----- Record list -----

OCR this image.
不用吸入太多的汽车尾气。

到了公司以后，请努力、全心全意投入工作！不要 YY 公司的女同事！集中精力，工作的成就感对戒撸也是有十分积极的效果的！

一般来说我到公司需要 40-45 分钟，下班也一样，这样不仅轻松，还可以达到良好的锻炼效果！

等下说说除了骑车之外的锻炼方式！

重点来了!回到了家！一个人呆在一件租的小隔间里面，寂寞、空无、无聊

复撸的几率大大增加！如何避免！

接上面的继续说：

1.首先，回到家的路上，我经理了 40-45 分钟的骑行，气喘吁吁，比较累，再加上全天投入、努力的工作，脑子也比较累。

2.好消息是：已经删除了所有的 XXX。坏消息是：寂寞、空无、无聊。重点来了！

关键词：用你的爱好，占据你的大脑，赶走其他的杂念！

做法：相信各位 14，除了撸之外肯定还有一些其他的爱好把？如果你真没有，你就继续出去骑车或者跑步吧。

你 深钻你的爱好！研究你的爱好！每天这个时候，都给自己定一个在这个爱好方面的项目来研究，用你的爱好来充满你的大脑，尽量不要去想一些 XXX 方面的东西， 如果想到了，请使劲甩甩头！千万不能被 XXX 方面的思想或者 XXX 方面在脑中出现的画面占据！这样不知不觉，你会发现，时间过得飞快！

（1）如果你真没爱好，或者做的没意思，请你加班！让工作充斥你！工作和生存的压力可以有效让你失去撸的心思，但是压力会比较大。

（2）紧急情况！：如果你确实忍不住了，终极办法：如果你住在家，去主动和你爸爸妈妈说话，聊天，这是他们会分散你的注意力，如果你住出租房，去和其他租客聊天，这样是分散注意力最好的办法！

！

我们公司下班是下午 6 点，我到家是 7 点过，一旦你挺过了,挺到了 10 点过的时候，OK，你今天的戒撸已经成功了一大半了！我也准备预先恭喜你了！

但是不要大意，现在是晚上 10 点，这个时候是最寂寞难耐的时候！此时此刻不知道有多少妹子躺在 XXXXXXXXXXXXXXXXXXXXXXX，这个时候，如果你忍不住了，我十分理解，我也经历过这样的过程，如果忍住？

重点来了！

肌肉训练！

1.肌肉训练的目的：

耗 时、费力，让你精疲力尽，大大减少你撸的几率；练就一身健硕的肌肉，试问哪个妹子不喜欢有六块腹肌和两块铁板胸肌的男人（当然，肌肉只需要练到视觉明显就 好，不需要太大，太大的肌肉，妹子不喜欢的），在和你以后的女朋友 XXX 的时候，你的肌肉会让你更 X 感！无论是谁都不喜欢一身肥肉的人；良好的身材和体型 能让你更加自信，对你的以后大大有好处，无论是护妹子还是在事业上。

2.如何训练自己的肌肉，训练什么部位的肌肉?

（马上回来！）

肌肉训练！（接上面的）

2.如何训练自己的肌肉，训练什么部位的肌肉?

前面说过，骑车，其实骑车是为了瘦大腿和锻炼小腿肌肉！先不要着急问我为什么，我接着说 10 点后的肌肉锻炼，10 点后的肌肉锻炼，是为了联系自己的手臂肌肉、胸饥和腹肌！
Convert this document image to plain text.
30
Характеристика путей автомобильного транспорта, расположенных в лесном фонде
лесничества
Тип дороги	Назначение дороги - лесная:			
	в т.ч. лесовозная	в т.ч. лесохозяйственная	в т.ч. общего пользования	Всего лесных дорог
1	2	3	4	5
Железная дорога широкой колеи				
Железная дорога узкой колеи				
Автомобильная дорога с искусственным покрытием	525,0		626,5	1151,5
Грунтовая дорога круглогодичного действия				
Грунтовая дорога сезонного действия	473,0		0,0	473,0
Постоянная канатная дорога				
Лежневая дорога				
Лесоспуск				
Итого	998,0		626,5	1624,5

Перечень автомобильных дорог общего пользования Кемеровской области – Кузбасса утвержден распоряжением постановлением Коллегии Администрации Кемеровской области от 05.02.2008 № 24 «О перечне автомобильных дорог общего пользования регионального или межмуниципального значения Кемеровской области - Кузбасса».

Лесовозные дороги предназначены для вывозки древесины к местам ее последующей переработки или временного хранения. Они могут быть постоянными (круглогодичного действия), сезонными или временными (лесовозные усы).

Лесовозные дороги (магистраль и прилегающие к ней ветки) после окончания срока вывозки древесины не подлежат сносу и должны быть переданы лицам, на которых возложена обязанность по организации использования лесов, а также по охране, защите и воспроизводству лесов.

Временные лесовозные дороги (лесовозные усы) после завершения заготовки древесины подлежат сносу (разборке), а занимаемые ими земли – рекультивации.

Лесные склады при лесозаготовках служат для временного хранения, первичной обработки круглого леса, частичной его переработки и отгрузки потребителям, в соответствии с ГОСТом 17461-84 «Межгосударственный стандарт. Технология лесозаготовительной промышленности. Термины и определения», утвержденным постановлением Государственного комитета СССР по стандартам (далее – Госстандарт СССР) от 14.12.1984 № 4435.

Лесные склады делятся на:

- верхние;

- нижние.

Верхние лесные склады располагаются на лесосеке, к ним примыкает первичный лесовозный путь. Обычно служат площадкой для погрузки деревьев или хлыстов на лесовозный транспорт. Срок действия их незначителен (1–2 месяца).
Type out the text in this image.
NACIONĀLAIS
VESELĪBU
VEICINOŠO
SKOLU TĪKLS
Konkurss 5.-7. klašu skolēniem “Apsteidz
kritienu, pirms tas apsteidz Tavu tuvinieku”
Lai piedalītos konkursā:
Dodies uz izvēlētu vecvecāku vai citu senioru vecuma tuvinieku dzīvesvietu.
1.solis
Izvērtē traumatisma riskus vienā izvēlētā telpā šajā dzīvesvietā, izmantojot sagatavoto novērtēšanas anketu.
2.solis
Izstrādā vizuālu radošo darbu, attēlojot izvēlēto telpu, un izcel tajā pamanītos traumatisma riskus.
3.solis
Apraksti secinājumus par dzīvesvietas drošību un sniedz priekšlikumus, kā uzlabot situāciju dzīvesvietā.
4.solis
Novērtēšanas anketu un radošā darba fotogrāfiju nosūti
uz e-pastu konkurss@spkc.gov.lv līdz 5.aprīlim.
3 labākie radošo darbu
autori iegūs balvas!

-----

### Set problem
Extract from the data every line where "image" shows up.

### Answer to the task
OCR this image.
Convert this document image to plain text.
Type out the text in this image.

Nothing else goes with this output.